§ **DESCRIPTION OF THE TASK**
Copy each line holding the string "content".

§ **SUPPLIED DATA**
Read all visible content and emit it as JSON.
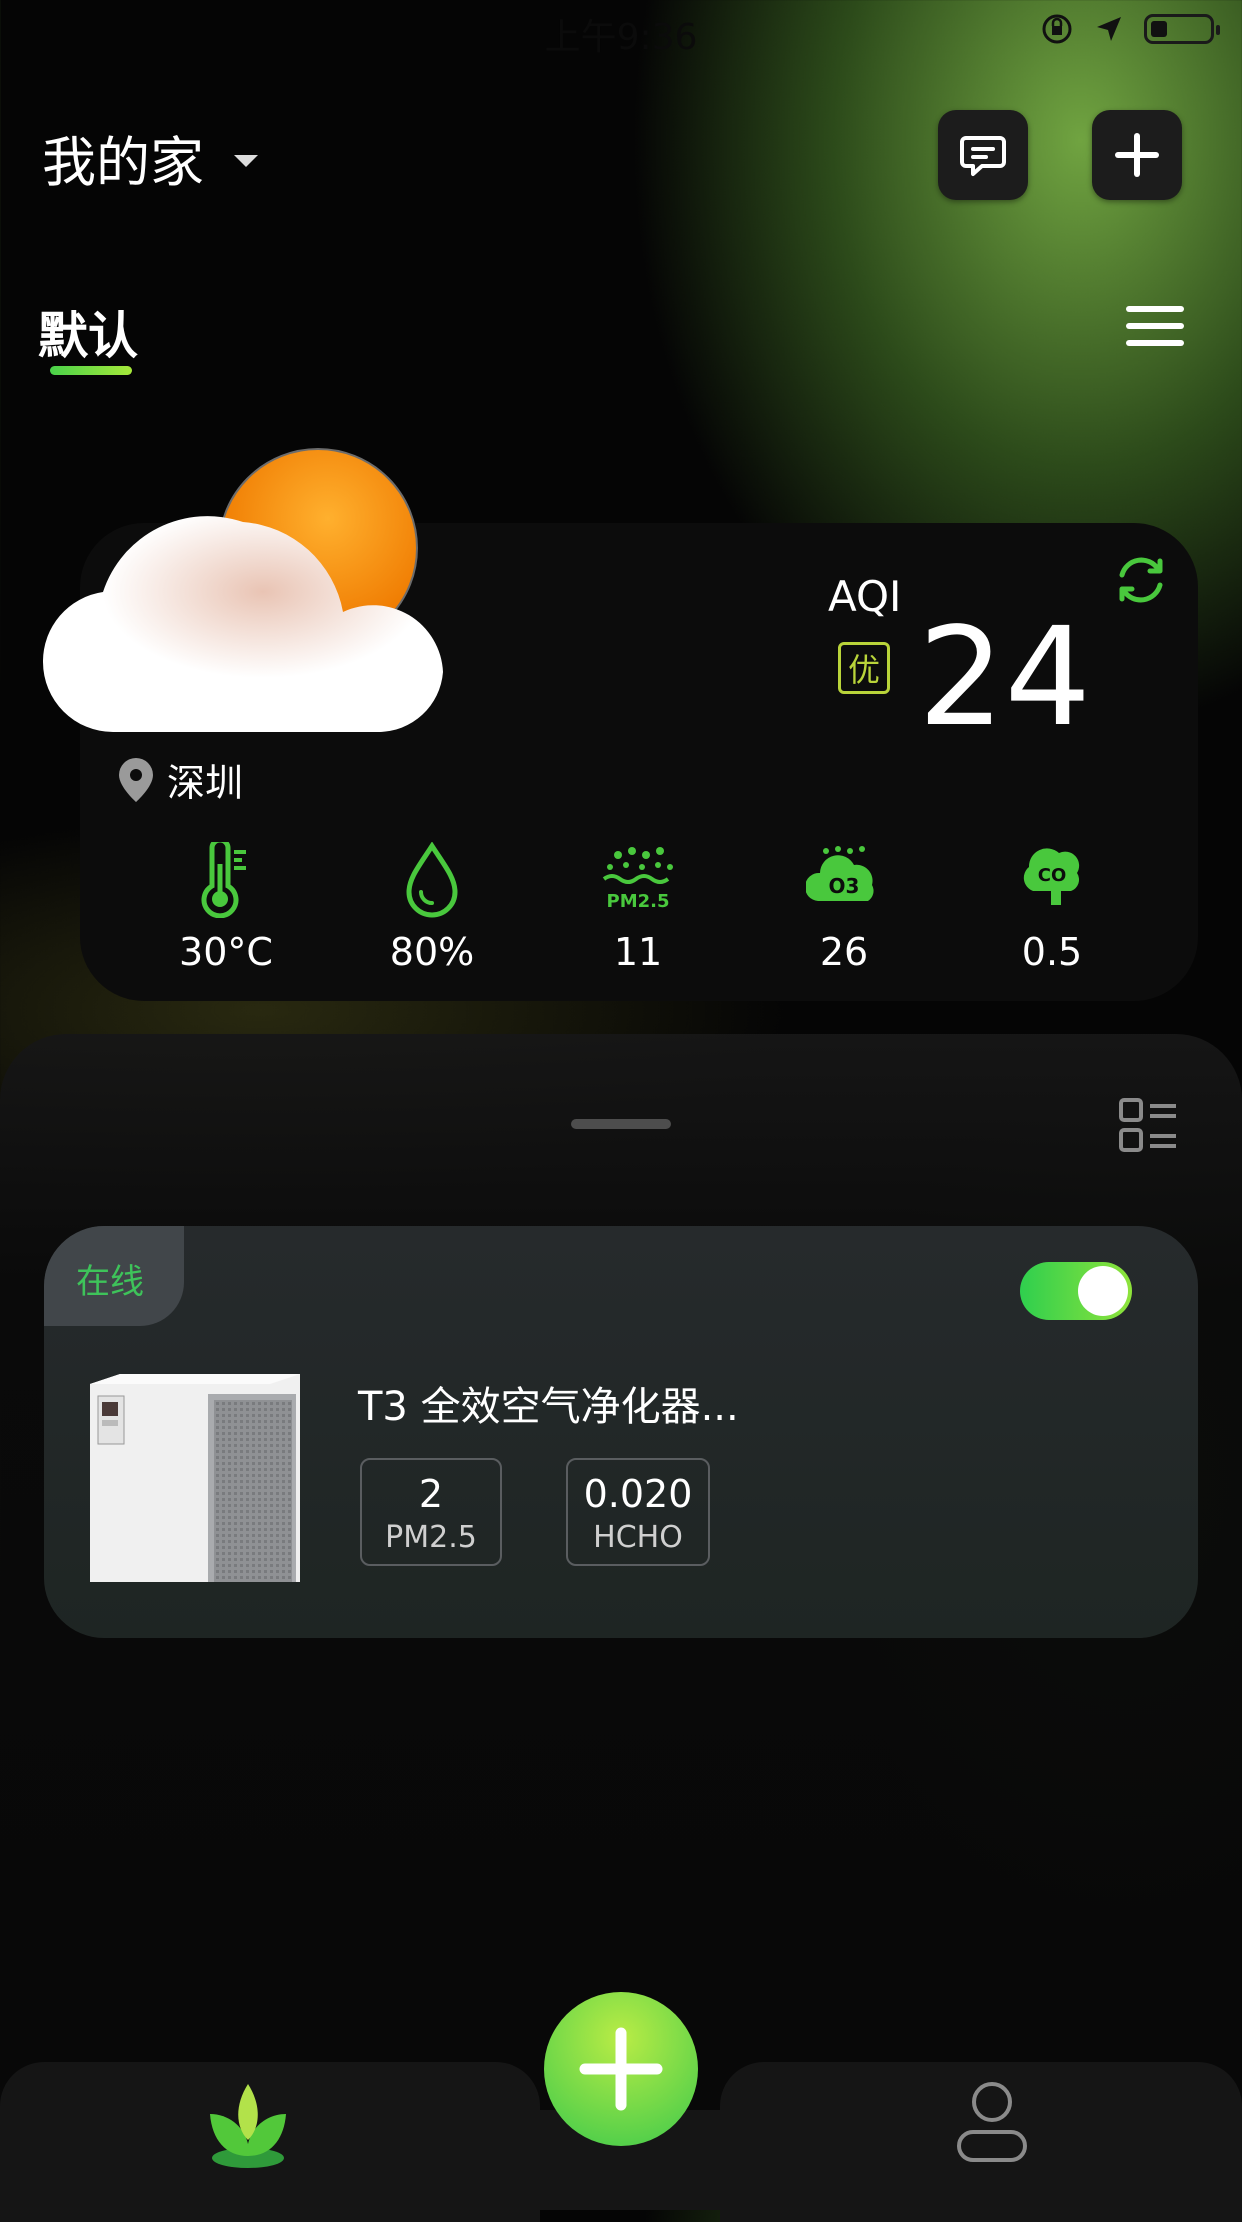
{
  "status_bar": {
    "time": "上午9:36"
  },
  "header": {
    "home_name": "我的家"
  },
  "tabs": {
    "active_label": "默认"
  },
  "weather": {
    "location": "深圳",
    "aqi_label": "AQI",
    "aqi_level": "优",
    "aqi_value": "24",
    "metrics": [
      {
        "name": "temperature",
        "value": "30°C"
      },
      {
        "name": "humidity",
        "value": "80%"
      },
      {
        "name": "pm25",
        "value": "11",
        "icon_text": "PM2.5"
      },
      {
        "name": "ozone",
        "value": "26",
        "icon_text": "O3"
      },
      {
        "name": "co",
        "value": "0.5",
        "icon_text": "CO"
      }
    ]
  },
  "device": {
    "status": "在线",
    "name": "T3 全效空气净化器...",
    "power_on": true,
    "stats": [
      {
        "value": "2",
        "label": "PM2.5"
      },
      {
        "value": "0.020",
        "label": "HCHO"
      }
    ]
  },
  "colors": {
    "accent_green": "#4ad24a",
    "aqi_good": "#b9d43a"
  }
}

---

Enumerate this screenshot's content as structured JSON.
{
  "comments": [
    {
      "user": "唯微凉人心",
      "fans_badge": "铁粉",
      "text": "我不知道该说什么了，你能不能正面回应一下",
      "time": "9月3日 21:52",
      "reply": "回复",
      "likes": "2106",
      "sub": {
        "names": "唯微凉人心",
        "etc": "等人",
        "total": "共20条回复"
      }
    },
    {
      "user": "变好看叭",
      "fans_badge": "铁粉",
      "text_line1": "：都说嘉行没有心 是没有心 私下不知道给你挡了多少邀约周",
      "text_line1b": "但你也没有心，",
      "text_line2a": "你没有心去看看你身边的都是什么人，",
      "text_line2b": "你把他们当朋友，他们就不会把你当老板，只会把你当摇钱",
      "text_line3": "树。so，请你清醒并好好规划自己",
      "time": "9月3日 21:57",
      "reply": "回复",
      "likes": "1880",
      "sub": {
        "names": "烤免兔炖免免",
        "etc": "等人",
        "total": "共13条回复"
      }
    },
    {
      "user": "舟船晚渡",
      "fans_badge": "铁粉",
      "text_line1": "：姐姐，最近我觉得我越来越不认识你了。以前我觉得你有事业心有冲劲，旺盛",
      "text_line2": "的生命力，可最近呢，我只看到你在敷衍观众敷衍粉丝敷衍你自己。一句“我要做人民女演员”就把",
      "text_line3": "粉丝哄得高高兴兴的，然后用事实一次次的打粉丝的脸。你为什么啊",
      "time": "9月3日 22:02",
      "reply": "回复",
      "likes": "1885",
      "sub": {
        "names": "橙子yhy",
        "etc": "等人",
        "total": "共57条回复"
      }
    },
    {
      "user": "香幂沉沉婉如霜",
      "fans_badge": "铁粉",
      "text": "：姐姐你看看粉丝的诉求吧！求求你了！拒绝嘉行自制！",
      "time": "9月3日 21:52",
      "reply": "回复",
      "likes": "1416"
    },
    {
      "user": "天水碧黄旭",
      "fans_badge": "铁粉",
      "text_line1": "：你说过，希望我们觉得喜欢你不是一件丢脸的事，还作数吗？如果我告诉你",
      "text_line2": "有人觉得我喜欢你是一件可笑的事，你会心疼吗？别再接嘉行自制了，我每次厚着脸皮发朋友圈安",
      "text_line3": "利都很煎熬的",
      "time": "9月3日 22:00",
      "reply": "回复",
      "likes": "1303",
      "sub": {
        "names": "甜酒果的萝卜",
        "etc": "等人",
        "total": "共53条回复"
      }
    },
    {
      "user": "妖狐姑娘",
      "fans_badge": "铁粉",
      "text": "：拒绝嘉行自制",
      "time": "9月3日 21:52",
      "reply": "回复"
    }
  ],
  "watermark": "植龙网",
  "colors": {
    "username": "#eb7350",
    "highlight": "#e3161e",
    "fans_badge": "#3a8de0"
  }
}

§ **EXERCISE RESPONSE**
Read all visible content and emit it as JSON.
Enumerate this screenshot's content as structured JSON.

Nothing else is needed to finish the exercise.